Tugas Tertulis 1 » Tentukan apakah setiap pernyataan berikut sesuai dengan kutipan sumber. Jawab ya atau tidak, lalu kutip kata-kata penentunya persis dari kutipan sumber: (a) rezim Orde Baru berada di bawah kekuasaan Pak Harto dari 1967 sampai 1998; (b) pada masa Orde Baru ada tiga parpol yang boleh hidup; (c) Golkar mau disebut parpol.
Tugas Tertulis 2 » Salin persis bagian kutipan sumber yang diawali "DIJADIKAN TESANGKA DAN" dan berlanjut sampai "era kebebasan berdemokrasi?".

Kutipan Sumber »
SURYADHARMA ALI (SDA)
DIJADIKAN TESANGKA DAN
CHRISTIANO RONALDO
(CR-7) DIBERI PENGHARGAAN
(Korelasi Ketua Umum Parpol Dan
Pemain Sepak Bola)
Ketua Umum Parpol
Apa
sih tujuan seseorang mendirikan partai politik (parpol) di negara demokrasi pada
era kebebasan berdemokrasi?
Kekuasaan,
itulah jawabannya. Kekuasaan yang tertinggi di sebuah negara, menjadi seorang
Presiden atau Kepala Pemerintahan. Itulah klimaks ambisi mulia yang ingin
diraih. Memegang tampuk kekuasaan itu adalah kebutuhan tertinggi bagi manusia.
Meminjam teori Abraham G. Maslow, The
Chierarchy of Needs, dia menyebutnya dengan Actualization need.
Kekuasaan
pertama yang wajib diraih dan digenggam seseorang mendirikan parpol pastilah
menjadi Ketua Umum (Ketum), Presiden Partai, atau sebagai Ketua Dewan Pembina
parpol.
Sejak
era reformasi yang ditandai dengan tumbangnya rezim otoriter Orde Baru di bawah
kekuasaan Pak Harto (1967-1998), orang-orang bereforia (euphoria) dengan kebebasan. Mereka bebas berekspresi dengan
kebebasan mengeluarkan pernyataan, pendapat, bersikap kritis, dan
bertingkah-polah seperti berdemonstrasi atau berunjuk rasa. Eranya diberi
julukan era reformasi.
Salah
satu bentuk yang paling nyata adalah geliat berdemokrasi dalam kebebasan media
massa berekspresi secara luas, terbuka, dan bertanggung jawab. Khususnya
bersuara menggemakan kebebasan rakyat berpolitik. Para pemilik media atau
Pemimpin Redaksi media massa bernapas lega. Mereka tidak lagi takut medianya dibredel,
pemimpin redaksi ditangkap, diamankan, atau di-Petrus-kan.
Kita
hidup berdemokrasi ala demokrasi Orde Baru hanya boleh terbatas tiga kekuatan
politik parpol. Parpol yang boleh hidup hanya ada dua parpol, Partai Persatuan
Pembangunan (PPP) dan Partai Demokrasi Indonesia (PDI), ditambah dengan Golkar
yang sangat kuat hegemonitasnya (Sekber Golkar; emoh disebut parpol).

Cuplikan Data »

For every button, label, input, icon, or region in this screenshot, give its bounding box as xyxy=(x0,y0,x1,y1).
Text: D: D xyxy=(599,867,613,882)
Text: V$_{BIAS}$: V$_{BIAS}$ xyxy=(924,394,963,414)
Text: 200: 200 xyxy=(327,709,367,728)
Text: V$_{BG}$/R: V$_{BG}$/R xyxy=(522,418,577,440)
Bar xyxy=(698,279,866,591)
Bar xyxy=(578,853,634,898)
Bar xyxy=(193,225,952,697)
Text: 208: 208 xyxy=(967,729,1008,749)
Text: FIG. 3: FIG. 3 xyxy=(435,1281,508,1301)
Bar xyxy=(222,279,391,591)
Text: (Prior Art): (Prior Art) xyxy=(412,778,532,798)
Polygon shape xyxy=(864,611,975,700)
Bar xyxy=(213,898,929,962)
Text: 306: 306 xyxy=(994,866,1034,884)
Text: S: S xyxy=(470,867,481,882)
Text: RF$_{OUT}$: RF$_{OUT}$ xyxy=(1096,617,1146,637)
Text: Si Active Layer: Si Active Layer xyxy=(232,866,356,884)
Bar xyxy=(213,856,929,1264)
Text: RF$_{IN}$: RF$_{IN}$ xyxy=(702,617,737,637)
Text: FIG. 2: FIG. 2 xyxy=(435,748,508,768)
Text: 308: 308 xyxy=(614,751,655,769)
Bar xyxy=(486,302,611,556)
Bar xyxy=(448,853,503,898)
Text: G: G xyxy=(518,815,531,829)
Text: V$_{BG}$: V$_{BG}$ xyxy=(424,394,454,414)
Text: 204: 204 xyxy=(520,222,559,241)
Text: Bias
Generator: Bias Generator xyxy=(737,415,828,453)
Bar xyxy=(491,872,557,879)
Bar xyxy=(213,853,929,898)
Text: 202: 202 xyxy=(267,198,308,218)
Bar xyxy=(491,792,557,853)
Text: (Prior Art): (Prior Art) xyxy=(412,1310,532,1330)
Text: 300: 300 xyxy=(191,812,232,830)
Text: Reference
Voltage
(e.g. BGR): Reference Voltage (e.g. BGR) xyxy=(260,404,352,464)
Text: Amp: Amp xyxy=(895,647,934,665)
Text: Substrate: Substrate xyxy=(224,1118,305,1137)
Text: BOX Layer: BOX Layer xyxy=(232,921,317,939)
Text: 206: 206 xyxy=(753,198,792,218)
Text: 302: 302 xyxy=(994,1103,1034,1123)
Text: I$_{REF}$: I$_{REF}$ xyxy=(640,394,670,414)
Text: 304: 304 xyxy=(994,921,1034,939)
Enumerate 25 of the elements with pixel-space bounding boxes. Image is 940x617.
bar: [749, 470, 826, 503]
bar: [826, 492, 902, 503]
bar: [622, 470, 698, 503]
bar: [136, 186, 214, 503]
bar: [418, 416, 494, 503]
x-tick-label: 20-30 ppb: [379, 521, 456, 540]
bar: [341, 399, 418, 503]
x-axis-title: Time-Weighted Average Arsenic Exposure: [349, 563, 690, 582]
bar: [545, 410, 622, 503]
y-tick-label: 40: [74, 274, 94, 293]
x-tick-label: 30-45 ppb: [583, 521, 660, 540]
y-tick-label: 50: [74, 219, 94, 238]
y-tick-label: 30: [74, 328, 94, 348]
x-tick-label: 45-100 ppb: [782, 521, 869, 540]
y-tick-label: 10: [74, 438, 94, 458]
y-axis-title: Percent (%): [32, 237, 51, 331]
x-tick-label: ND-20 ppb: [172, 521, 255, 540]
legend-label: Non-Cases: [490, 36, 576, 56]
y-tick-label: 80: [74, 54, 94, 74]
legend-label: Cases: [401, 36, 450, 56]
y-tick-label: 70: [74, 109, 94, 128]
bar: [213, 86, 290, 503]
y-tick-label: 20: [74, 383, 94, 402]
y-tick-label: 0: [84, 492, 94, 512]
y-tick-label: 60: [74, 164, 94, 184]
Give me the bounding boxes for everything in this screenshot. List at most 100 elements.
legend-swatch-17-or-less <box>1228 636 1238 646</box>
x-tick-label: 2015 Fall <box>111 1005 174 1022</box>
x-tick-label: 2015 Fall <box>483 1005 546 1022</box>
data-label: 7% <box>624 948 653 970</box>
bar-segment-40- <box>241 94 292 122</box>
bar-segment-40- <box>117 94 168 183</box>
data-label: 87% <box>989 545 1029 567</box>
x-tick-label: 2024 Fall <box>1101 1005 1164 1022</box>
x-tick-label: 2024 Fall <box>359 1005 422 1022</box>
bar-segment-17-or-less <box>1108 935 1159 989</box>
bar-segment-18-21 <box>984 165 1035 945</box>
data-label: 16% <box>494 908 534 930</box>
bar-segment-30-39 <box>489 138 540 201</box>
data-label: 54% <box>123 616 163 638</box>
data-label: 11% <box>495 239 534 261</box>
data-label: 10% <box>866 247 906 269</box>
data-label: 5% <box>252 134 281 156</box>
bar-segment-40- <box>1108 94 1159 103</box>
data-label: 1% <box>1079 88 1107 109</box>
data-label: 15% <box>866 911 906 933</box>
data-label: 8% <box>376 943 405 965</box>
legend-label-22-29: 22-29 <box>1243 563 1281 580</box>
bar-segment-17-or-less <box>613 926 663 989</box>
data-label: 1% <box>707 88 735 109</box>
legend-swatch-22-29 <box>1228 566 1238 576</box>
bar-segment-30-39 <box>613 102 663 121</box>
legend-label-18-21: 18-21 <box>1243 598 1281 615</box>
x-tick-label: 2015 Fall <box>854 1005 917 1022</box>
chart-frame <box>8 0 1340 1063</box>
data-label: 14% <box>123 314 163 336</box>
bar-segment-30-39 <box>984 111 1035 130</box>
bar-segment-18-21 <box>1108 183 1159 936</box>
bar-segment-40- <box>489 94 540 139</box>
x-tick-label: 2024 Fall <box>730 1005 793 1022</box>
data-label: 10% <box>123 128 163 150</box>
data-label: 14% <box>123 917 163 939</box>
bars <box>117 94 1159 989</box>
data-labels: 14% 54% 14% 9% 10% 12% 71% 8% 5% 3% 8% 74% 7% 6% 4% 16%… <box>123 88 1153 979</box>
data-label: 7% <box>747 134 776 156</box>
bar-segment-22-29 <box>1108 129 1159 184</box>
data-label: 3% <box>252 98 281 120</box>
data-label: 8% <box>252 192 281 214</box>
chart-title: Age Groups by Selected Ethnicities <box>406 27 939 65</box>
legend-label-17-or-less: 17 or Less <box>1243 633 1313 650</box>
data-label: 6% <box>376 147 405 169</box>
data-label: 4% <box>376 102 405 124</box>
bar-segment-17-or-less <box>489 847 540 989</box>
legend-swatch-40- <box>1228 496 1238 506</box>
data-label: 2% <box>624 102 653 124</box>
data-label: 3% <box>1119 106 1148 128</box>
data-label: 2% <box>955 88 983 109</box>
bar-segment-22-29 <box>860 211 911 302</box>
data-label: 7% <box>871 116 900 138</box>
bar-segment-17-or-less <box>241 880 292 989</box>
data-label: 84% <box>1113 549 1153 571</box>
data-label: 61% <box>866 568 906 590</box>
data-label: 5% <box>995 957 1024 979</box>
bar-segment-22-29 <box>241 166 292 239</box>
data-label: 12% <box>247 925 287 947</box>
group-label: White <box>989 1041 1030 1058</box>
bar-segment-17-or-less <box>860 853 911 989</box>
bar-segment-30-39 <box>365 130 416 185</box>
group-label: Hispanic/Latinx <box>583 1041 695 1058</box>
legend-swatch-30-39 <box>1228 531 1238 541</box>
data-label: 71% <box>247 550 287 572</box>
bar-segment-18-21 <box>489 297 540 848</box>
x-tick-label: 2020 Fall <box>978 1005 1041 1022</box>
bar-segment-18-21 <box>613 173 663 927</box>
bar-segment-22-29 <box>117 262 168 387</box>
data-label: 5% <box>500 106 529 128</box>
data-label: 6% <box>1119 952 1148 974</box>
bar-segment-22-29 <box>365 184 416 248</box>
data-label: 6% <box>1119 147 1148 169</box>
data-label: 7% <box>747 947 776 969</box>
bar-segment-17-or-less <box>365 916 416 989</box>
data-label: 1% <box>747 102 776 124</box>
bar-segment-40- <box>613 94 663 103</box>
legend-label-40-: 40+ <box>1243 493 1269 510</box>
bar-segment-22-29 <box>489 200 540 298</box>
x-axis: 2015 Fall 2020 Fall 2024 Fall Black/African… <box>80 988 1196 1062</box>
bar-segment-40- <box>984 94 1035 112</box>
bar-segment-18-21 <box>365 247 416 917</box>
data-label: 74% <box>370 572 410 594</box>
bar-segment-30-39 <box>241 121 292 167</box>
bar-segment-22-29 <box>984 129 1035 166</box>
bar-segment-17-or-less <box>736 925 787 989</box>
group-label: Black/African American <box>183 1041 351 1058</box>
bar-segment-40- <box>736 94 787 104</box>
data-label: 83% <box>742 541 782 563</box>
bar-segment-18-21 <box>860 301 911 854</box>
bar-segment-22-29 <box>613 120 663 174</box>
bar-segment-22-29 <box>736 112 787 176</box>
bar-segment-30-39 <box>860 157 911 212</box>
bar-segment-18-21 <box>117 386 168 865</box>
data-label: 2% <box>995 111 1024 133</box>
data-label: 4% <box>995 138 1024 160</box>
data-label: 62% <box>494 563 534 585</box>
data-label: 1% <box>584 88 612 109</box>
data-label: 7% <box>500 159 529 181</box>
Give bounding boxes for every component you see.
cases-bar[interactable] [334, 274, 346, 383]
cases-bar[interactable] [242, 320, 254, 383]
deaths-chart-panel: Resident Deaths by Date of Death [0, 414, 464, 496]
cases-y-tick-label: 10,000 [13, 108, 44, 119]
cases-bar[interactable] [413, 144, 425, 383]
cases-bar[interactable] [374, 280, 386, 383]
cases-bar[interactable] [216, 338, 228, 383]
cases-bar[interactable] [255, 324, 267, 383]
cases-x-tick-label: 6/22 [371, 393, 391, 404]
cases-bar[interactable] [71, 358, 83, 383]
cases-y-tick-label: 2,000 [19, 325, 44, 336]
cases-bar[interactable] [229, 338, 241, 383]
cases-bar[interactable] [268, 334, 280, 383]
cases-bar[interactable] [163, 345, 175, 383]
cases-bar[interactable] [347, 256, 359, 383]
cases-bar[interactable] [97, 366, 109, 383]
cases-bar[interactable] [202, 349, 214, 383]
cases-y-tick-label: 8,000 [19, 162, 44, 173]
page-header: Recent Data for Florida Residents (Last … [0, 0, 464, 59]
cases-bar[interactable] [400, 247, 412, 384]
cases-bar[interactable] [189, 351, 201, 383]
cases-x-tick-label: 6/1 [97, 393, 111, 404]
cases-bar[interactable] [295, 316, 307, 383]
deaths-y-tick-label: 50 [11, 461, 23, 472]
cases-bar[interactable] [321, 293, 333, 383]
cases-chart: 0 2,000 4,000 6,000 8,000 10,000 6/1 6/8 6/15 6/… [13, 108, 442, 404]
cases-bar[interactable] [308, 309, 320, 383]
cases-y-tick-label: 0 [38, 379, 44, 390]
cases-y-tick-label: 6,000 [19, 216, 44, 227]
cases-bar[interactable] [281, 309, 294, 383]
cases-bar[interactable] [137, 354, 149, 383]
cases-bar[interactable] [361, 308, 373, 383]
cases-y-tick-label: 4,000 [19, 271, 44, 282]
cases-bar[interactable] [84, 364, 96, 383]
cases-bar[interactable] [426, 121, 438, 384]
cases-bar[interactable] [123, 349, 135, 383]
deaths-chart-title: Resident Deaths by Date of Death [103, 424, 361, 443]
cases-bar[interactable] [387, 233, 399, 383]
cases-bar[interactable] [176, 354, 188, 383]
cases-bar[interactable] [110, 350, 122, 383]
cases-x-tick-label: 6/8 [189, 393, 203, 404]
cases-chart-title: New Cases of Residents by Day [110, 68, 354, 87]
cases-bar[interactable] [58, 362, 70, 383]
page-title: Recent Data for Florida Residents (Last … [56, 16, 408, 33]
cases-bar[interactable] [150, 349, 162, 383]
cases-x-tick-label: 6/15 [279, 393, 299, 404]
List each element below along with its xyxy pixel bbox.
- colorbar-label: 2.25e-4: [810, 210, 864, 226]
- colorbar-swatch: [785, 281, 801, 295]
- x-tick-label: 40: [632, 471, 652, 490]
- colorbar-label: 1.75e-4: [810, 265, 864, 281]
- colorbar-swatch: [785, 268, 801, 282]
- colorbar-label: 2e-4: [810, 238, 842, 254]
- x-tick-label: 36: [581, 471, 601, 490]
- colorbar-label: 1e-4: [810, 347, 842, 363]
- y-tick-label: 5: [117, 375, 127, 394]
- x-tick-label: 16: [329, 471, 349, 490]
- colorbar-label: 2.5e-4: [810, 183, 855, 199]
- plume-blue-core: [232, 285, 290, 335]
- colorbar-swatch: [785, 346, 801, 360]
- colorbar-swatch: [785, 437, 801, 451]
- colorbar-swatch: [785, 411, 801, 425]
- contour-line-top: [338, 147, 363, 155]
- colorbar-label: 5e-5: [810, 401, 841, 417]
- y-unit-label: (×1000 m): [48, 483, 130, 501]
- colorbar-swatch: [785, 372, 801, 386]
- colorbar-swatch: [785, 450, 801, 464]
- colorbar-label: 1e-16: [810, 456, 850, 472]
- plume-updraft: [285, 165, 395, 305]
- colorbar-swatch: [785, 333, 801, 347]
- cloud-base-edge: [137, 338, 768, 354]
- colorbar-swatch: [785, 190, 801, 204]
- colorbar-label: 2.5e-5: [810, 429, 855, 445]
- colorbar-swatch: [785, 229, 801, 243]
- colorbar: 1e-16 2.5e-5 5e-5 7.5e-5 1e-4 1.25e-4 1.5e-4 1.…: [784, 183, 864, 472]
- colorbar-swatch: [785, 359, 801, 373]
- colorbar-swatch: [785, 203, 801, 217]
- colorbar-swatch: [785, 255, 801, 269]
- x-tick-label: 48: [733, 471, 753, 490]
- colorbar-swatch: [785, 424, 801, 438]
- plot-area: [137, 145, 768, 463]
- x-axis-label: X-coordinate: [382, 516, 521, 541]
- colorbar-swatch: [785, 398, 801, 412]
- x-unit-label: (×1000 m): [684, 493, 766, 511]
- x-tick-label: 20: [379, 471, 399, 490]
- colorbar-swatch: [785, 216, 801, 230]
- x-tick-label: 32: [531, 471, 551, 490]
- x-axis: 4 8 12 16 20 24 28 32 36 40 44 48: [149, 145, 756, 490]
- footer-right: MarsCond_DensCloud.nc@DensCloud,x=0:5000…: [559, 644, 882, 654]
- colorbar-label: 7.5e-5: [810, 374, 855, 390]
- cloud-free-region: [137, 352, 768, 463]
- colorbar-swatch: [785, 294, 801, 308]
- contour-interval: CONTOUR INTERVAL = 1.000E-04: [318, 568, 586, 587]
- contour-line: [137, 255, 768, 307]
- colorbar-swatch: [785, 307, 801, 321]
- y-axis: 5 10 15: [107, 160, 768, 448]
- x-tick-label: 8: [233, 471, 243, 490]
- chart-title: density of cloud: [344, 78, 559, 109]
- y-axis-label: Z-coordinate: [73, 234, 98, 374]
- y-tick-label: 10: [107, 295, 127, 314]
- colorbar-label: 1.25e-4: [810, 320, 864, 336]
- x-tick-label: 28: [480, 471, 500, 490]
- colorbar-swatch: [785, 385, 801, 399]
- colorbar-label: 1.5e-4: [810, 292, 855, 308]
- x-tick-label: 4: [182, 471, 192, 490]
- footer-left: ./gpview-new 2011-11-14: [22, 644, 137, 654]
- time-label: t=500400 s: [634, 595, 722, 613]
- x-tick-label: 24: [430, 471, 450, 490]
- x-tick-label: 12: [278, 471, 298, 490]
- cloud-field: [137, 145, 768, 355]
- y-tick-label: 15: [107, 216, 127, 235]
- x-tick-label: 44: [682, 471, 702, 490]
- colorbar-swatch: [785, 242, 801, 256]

Jawaban Tertulis 1 »
(a) Ya: "kekuasaan Pak Harto (1967-1998)"
(b) Tidak: "Parpol yang boleh hidup hanya ada dua parpol"
(c) Tidak: "emoh disebut parpol"

Jawaban Tertulis 2 »
DIJADIKAN TESANGKA DAN
CHRISTIANO RONALDO
(CR-7) DIBERI PENGHARGAAN
(Korelasi Ketua Umum Parpol Dan
Pemain Sepak Bola)
Ketua Umum Parpol
Apa
sih tujuan seseorang mendirikan partai politik (parpol) di negara demokrasi pada
era kebebasan berdemokrasi?